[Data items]
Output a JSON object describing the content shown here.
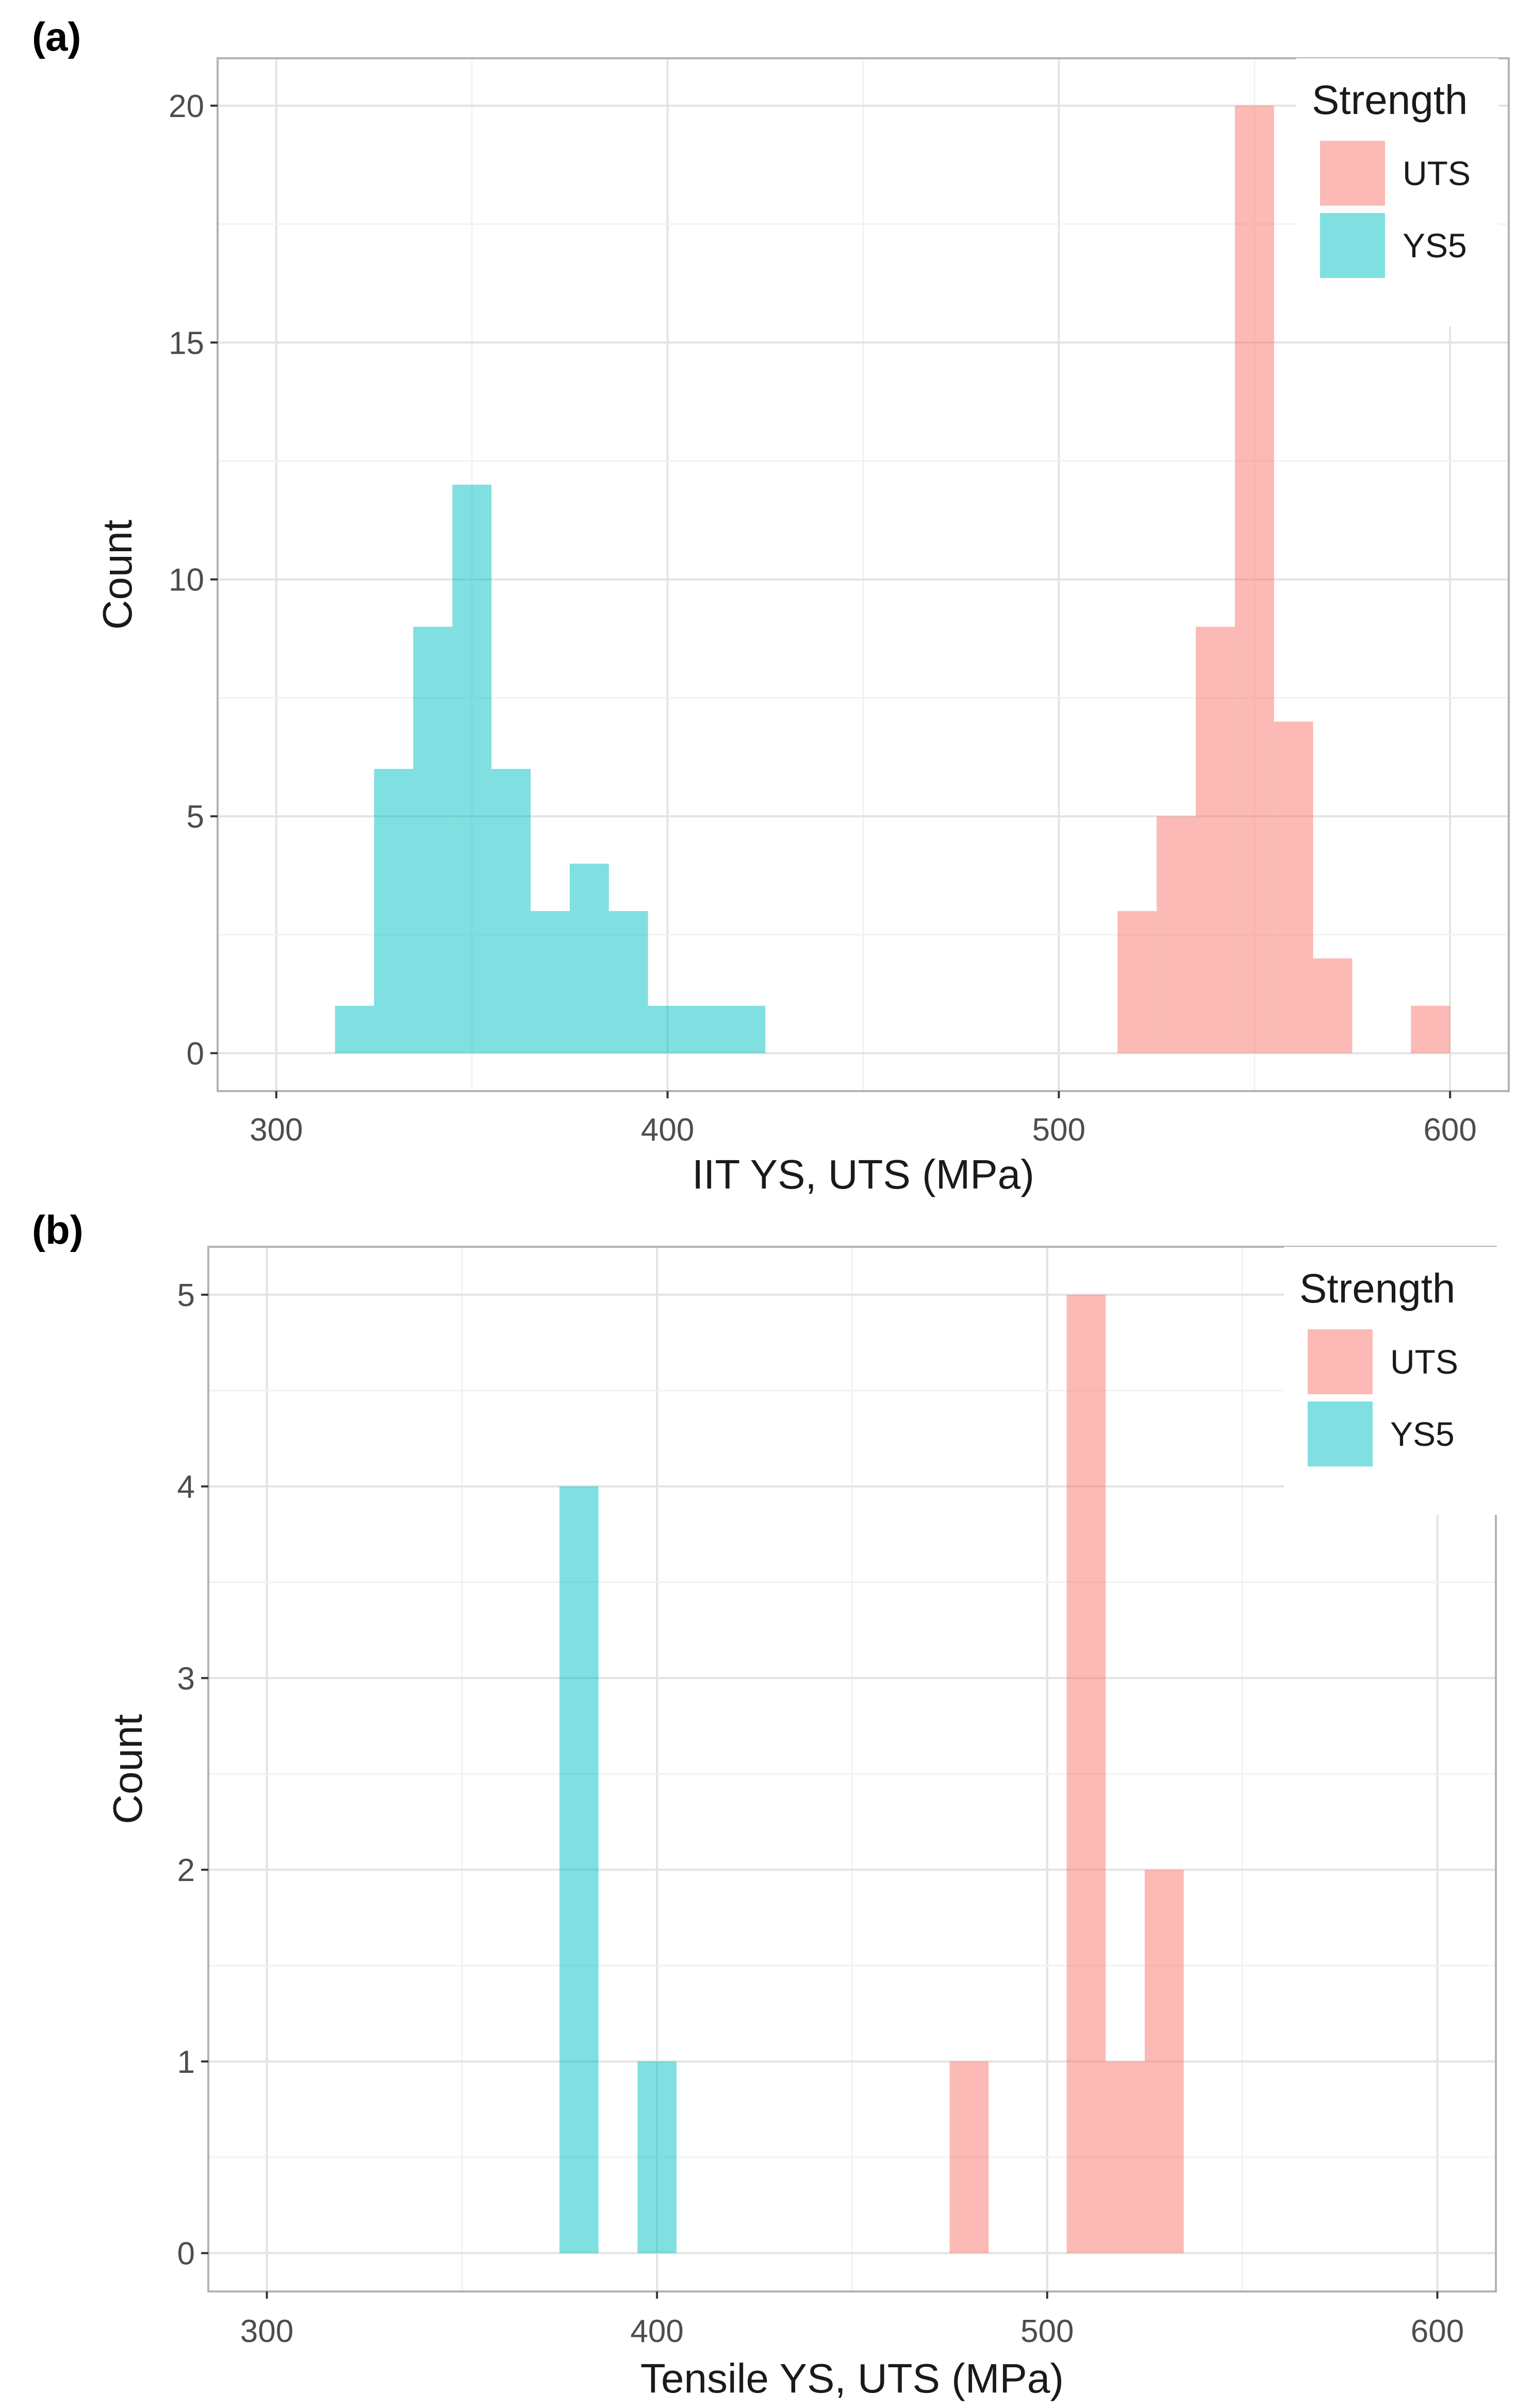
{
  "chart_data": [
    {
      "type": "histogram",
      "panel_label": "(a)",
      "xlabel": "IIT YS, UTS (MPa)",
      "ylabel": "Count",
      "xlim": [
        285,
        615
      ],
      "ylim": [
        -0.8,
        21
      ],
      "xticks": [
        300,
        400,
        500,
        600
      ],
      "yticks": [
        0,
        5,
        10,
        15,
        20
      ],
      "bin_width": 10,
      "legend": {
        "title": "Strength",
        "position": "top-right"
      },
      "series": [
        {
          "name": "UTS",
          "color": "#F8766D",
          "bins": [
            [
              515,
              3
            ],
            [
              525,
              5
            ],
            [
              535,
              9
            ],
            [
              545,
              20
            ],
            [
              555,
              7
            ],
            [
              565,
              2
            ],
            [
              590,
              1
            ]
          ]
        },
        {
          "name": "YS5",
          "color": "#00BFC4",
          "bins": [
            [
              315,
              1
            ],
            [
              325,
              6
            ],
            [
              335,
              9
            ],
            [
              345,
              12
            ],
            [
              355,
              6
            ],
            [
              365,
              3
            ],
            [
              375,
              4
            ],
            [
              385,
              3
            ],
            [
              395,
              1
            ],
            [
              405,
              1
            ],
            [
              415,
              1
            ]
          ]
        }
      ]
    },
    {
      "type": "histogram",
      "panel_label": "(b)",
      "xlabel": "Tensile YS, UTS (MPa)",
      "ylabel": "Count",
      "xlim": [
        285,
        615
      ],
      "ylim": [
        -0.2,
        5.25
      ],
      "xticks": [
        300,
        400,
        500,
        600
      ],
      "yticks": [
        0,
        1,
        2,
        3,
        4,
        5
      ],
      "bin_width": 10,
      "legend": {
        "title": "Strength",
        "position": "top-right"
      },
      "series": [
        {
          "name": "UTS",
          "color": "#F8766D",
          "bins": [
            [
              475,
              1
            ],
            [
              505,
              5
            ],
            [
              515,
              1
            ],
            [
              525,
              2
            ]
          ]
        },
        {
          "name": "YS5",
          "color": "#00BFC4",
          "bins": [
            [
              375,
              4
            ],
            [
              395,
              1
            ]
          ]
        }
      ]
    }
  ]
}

• _Stated exercise_:
Identify the lines above that contain the word "xlabel", then copy them.

• _The answer_:
      "xlabel": "IIT YS, UTS (MPa)",
      "xlabel": "Tensile YS, UTS (MPa)",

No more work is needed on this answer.